### INPUT ROWS
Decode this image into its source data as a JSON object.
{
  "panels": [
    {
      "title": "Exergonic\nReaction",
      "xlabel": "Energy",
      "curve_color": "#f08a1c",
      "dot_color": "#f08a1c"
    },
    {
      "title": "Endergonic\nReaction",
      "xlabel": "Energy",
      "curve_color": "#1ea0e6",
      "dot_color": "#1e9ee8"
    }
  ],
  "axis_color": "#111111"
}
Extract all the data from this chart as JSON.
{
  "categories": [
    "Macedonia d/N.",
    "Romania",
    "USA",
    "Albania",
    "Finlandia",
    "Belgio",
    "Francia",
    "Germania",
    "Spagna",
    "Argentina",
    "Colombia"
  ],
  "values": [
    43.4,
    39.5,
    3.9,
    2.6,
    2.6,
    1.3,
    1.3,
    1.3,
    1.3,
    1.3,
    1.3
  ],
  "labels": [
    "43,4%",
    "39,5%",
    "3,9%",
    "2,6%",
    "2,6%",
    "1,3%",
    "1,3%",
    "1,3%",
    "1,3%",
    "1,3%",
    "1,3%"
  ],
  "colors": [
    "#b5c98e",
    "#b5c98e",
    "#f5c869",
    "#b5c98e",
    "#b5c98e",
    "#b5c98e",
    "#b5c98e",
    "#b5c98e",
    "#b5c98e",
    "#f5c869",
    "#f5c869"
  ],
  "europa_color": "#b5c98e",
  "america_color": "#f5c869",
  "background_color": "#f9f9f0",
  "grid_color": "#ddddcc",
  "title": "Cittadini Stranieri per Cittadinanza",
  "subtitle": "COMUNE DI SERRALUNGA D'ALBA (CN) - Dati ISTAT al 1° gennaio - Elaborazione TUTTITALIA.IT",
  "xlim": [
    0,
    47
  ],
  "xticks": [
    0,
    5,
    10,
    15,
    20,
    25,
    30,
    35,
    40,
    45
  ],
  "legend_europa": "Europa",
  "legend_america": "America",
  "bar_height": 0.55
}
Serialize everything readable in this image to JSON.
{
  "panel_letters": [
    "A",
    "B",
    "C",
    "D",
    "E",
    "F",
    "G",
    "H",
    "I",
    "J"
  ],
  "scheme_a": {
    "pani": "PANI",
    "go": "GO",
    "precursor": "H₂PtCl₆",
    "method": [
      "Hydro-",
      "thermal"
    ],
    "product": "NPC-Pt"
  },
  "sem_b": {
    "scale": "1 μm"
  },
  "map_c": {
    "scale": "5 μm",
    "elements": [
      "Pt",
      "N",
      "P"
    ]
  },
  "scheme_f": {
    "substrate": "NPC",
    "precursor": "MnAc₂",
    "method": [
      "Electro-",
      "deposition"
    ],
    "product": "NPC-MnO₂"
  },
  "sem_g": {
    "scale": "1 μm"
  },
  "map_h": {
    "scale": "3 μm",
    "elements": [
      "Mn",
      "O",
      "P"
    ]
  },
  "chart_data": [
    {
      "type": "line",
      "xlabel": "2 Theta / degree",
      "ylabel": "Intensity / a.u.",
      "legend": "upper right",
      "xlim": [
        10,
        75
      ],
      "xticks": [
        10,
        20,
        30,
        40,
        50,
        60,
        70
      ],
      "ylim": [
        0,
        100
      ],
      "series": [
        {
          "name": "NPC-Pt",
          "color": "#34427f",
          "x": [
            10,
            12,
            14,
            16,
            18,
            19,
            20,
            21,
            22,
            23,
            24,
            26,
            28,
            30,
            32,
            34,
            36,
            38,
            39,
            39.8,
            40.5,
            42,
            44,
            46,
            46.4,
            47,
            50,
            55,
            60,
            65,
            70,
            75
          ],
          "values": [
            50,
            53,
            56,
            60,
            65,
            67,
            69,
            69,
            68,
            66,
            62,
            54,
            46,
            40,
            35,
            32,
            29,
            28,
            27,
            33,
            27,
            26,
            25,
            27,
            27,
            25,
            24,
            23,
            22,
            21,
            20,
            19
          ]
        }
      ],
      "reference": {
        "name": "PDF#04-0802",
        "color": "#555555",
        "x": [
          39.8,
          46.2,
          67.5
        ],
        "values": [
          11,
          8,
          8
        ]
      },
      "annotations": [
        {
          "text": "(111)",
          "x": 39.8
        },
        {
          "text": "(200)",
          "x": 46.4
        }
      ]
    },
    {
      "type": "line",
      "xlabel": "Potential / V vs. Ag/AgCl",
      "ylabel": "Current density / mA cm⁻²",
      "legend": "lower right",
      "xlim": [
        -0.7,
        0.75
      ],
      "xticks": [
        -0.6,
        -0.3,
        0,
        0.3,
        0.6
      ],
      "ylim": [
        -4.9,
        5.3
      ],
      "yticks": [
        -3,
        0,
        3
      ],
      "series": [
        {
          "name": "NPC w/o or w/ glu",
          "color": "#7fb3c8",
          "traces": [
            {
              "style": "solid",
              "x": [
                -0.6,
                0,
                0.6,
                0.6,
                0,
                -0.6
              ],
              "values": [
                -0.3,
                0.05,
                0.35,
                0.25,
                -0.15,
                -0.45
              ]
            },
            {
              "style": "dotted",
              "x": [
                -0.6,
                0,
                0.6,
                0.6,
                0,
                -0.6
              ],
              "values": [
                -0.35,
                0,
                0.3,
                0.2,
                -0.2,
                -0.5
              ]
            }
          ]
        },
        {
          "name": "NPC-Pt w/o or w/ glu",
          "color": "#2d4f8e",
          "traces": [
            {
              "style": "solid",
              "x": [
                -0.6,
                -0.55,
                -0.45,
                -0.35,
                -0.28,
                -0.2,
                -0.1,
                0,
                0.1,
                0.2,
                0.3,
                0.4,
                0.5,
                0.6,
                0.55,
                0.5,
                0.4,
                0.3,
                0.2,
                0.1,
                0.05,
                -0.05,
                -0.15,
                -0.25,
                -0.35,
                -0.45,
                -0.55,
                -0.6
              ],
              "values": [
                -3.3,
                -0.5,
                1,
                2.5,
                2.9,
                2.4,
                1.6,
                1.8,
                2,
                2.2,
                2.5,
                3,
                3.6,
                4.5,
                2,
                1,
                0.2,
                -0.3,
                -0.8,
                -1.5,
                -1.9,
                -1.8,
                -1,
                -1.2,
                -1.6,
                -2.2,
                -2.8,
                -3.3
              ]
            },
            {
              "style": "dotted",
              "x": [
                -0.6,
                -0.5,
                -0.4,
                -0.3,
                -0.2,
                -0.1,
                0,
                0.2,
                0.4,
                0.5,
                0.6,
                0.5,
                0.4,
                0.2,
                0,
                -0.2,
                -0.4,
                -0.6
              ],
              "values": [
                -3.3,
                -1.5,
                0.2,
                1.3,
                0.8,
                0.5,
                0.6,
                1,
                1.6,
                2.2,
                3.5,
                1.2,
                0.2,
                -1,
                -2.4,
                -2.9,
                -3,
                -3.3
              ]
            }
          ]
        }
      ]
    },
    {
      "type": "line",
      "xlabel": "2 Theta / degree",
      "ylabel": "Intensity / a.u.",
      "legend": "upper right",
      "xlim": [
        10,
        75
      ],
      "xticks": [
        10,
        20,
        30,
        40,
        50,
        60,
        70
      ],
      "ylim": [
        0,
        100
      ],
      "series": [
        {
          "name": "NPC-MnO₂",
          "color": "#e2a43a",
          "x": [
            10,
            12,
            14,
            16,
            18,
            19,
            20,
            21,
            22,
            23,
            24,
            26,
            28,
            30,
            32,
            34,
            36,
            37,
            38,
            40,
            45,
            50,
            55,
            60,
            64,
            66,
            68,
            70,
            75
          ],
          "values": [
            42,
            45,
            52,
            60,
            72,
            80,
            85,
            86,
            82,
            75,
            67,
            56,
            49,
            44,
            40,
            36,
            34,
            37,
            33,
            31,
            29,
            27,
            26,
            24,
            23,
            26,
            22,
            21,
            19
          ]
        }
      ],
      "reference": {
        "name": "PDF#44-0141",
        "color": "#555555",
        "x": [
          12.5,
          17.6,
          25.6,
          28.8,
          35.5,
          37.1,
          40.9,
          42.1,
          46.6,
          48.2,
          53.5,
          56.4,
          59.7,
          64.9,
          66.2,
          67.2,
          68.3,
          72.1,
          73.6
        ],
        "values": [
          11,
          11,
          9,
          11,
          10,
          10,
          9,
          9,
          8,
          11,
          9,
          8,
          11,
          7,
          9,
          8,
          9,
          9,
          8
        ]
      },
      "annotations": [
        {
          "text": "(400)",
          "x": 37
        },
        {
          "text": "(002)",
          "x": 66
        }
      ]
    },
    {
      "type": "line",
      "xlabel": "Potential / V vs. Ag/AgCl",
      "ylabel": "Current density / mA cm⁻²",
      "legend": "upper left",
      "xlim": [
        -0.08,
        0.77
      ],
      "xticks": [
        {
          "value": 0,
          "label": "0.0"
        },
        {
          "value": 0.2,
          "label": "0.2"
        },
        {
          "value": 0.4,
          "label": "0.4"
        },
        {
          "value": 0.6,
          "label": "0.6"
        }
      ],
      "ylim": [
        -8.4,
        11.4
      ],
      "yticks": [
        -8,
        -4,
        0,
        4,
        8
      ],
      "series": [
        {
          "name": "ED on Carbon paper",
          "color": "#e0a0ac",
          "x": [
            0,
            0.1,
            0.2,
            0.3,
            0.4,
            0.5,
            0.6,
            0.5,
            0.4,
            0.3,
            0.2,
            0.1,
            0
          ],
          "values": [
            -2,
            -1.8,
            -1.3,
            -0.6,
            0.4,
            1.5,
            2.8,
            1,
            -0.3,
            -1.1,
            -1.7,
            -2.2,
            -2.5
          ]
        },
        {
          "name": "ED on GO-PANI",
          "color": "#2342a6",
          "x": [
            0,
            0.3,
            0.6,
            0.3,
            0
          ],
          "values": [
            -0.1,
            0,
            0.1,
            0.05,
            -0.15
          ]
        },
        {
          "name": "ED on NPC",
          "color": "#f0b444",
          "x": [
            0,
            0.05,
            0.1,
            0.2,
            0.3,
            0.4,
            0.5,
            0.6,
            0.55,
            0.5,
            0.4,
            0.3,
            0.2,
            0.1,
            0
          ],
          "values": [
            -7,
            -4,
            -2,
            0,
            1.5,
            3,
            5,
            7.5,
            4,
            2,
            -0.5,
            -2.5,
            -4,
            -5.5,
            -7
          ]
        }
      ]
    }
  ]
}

### BRIEF
Say how many lines above contain the string "scale". Answer with the number only.

### FULL RESPONSE
4